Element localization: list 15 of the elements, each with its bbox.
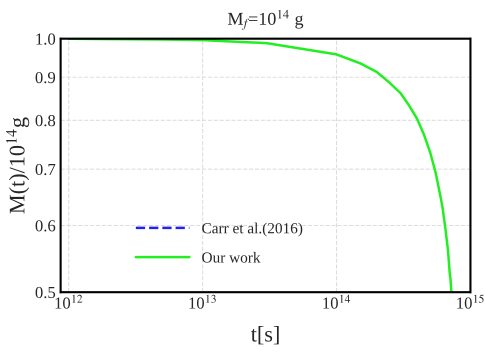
y-tick-label: 1.0	[36, 33, 56, 45]
chart-title: M$_{f}$=10$^{14}$ g	[228, 10, 304, 30]
x-tick-label: 10$^{14}$	[323, 294, 350, 309]
x-axis-title: t[s]	[250, 326, 279, 344]
y-tick-label: 0.5	[36, 286, 56, 298]
y-axis-title: M(t)/10$^{14}$g	[6, 117, 30, 214]
y-tick-label: 0.7	[36, 164, 56, 176]
y-tick-label: 0.6	[36, 220, 56, 232]
x-tick-label: 10$^{15}$	[457, 294, 484, 309]
x-tick-label: 10$^{12}$	[56, 294, 82, 309]
legend-label: Our work	[202, 252, 261, 263]
x-tick-label: 10$^{13}$	[189, 294, 216, 309]
legend-label: Carr et al.(2016)	[202, 222, 302, 237]
y-tick-label: 0.8	[36, 115, 56, 126]
y-tick-label: 0.9	[36, 72, 56, 84]
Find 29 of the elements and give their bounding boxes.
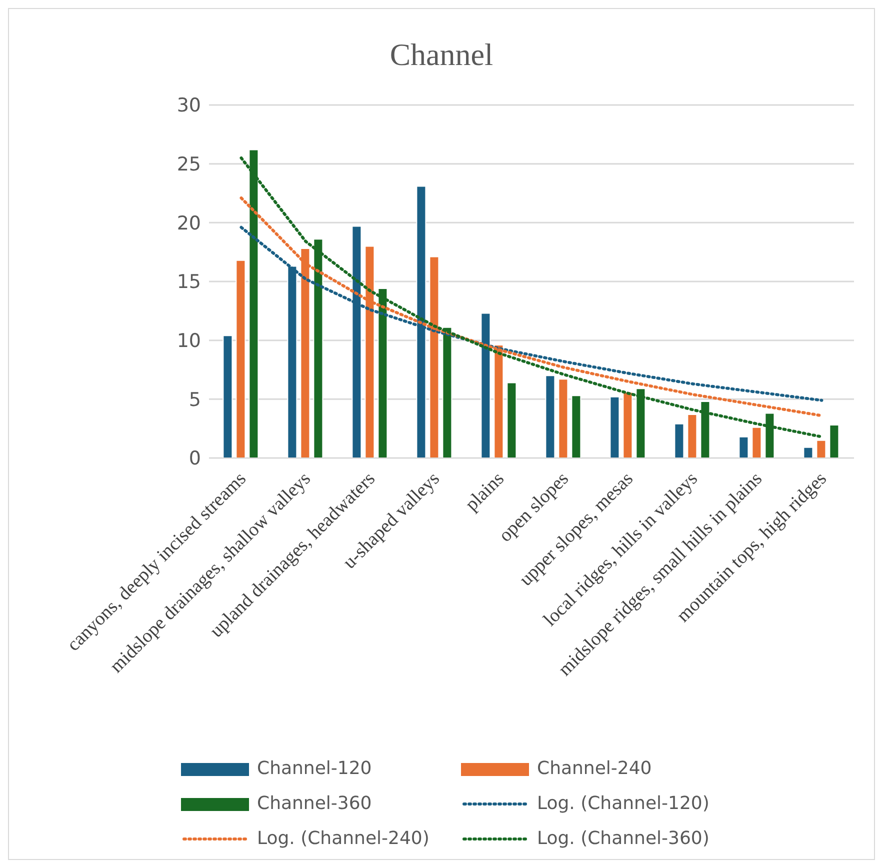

=-=-=-=-=

REQUIRED WORK | Copy the records above word for word, leaving out the pictures.

CORRECT ANSWER |
Element localization: list 15 of the elements, each with its bbox.
y-tick-label: 1.0	[36, 33, 56, 45]
chart-title: M$_{f}$=10$^{14}$ g	[228, 10, 304, 30]
x-tick-label: 10$^{14}$	[323, 294, 350, 309]
x-axis-title: t[s]	[250, 326, 279, 344]
y-tick-label: 0.5	[36, 286, 56, 298]
y-axis-title: M(t)/10$^{14}$g	[6, 117, 30, 214]
y-tick-label: 0.7	[36, 164, 56, 176]
y-tick-label: 0.6	[36, 220, 56, 232]
x-tick-label: 10$^{15}$	[457, 294, 484, 309]
x-tick-label: 10$^{12}$	[56, 294, 82, 309]
legend-label: Our work	[202, 252, 261, 263]
x-tick-label: 10$^{13}$	[189, 294, 216, 309]
legend-label: Carr et al.(2016)	[202, 222, 302, 237]
y-tick-label: 0.8	[36, 115, 56, 126]
y-tick-label: 0.9	[36, 72, 56, 84]
Find 29 of the elements and give their bounding boxes.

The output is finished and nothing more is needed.